## 本文
***
質問:お部屋探しで譲れない条件ってなんですか?
不動産屋さんから見て、お部屋探しで譲れない条件はなんですか?
とても興味深いご質問、ありがとうございます!
一般論では回答できないので、私たちそれぞれの「譲れない条件」を、ランキング形式で発表しますね。
長くなってしまったので、全3回でお届けします。今回は「総合編」です。
お部屋探しのヒントにしてくださいね!
カーサミア編集部は全員が宅建士(おうちに関するプロ)です。
このQ&Aシリーズでは、いままで、お部屋・住まい・不動産に関する一人暮らし女性の疑問に、宅建士として回答していました。
しかし今回のご質問は、個人の価値観が強く反映される部分。
ですので、宅建士としての回答・解説というよりは、不動産会社でいろいろな物件を見て、実際に一人暮らしで何度か引っ越しをしている個人としてお答えします。
「総合編」「立地編」「室内編」の3回シリーズでお届けしますので、お部屋探しの参考にご覧くださいね。
※「家賃」は今回のランキングからは除いています。家賃は「譲れる・譲れない」を自分で決められる条件ではないと考えているからです。同じ家賃ならどの条件を優先させるか…のランキングとしてご覧ください。
回答:宅建士女子3人が考える、お部屋の条件ランキング
パターン1 立地重視で具体的に、室内はフィーリング
まずは私の条件ランキングを発表します。
場所は変えられないので、好きな沿線で、駅までほどよい距離の立地で探します。
1位 | 好きな沿線 |
2位 | 建物や室内の雰囲気が好みで暮らしがイメージできる |
3位 | 駅徒歩10分以内 |
4位 | 駅の間にスーパーとコンビニとドラッグストアがある |
5位 | 築25年前後以内 |
プロフィール
引っ越し回数:学生時代1回、社会人になってから2回。
***
## やること
**a.** 本文のランキングで3位に挙げられている条件は何ですか。
**b.** 本文の「このQ&Aシリーズでは、いま」から「ンキングとしてご覧ください。」までを、そのとおりに書き写してください。
**c.** 本文のランキングで1位から5位に挙げられている条件をすべて書き出してください。

要素と座標の記録
***
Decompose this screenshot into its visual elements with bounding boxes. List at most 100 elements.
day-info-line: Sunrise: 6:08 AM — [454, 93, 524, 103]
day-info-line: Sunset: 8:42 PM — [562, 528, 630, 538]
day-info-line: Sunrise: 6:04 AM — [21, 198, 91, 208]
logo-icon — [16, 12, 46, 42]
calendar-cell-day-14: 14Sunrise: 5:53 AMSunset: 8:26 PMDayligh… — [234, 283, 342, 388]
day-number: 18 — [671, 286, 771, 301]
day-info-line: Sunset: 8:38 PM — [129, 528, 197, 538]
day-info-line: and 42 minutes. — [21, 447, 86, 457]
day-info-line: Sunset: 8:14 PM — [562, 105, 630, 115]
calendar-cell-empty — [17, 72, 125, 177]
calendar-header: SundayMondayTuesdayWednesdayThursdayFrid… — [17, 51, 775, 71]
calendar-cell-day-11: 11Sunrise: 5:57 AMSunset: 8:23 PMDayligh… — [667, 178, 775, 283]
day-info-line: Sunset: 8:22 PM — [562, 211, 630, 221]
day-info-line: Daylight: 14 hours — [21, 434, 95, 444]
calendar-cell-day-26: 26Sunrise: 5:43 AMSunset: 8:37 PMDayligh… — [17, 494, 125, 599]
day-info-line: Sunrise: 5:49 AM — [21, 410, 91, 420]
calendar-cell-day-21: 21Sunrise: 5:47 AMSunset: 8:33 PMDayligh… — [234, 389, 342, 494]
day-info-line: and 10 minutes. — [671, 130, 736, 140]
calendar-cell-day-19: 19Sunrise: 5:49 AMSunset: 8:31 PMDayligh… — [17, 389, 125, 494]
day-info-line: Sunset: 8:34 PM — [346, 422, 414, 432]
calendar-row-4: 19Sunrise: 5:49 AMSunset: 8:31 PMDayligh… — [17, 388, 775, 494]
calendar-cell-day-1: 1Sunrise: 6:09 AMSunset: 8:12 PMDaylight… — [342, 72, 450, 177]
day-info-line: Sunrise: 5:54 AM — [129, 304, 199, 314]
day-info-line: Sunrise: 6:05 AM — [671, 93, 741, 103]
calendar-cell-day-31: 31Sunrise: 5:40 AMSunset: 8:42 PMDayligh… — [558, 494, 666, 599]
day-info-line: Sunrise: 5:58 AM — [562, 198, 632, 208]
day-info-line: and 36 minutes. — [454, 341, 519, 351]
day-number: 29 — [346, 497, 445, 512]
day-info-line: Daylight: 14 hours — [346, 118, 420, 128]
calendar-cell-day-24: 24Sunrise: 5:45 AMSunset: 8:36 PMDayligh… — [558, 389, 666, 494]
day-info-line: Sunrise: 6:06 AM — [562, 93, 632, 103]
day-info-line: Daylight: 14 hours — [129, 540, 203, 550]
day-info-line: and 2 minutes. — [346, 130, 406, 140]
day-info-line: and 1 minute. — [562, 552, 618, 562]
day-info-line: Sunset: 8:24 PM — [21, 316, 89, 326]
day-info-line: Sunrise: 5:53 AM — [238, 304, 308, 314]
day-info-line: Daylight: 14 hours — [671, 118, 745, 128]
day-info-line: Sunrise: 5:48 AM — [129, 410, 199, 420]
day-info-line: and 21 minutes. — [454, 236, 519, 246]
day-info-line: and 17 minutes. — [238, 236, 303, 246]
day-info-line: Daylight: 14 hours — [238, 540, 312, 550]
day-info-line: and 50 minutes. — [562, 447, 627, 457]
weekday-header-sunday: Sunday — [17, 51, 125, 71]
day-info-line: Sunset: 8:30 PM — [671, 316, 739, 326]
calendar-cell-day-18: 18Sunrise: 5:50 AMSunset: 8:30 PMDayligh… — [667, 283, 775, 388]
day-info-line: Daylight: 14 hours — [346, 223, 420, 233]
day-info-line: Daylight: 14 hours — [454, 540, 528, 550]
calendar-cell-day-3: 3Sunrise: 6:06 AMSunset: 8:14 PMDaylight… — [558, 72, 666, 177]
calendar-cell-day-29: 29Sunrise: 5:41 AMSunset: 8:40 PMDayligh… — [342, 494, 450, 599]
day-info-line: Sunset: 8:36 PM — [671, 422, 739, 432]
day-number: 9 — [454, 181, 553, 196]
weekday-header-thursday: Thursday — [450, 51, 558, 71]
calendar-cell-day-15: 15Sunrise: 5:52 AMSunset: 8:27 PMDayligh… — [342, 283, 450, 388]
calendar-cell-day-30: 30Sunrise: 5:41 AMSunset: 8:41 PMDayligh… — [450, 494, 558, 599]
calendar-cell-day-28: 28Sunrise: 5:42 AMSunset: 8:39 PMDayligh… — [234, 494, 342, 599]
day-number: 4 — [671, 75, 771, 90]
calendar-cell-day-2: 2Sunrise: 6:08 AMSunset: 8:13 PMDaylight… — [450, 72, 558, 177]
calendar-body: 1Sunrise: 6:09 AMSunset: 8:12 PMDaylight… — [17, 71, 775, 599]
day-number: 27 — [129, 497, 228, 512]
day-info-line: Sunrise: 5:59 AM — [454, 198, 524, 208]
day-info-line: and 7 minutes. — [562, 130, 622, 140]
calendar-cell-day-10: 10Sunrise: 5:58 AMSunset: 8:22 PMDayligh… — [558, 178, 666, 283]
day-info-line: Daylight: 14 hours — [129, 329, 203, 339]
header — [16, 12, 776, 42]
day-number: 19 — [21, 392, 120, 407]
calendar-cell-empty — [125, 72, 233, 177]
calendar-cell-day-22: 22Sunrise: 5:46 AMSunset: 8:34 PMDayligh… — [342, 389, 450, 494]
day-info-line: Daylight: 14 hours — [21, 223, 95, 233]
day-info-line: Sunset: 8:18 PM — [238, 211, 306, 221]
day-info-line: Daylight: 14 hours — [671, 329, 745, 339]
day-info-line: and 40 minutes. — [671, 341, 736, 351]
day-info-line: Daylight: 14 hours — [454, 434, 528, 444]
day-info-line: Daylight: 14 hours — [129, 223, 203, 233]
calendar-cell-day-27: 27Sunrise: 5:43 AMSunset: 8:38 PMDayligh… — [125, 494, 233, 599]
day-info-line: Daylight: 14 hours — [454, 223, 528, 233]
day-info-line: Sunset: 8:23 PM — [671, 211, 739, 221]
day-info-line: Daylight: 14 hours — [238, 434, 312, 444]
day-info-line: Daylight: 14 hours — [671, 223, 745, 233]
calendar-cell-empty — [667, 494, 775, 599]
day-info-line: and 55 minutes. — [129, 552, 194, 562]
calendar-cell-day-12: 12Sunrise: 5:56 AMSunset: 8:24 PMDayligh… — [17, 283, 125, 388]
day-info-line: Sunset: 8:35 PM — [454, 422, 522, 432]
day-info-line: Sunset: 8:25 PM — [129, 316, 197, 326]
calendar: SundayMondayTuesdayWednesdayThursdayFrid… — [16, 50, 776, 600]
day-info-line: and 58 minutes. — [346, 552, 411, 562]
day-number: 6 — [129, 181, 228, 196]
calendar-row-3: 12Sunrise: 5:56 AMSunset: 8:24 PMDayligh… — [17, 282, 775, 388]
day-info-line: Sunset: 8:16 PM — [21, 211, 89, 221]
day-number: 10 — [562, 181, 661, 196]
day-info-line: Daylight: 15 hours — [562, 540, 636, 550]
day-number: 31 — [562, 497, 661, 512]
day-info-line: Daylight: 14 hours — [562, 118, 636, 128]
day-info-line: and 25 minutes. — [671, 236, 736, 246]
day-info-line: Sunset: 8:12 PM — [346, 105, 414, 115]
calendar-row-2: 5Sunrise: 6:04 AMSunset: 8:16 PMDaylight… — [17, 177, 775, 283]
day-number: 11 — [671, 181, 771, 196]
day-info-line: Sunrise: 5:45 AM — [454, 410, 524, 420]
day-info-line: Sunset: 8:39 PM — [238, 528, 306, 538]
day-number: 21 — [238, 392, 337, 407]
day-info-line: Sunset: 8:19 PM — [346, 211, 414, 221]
***
## 順に回答
**a.** 駅徒歩10分以内

**b.**
このQ&Aシリーズでは、いままで、お部屋・住まい・不動産に関する一人暮らし女性の疑問に、宅建士として回答していました。
しかし今回のご質問は、個人の価値観が強く反映される部分。
ですので、宅建士としての回答・解説というよりは、不動産会社でいろいろな物件を見て、実際に一人暮らしで何度か引っ越しをしている個人としてお答えします。
「総合編」「立地編」「室内編」の3回シリーズでお届けしますので、お部屋探しの参考にご覧くださいね。
※「家賃」は今回のランキングからは除いています。家賃は「譲れる・譲れない」を自分で決められる条件ではないと考えているからです。同じ家賃ならどの条件を優先させるか…のランキングとしてご覧ください。

**c.**
好きな沿線
建物や室内の雰囲気が好みで暮らしがイメージできる
駅徒歩10分以内
駅の間にスーパーとコンビニとドラッグストアがある
築25年前後以内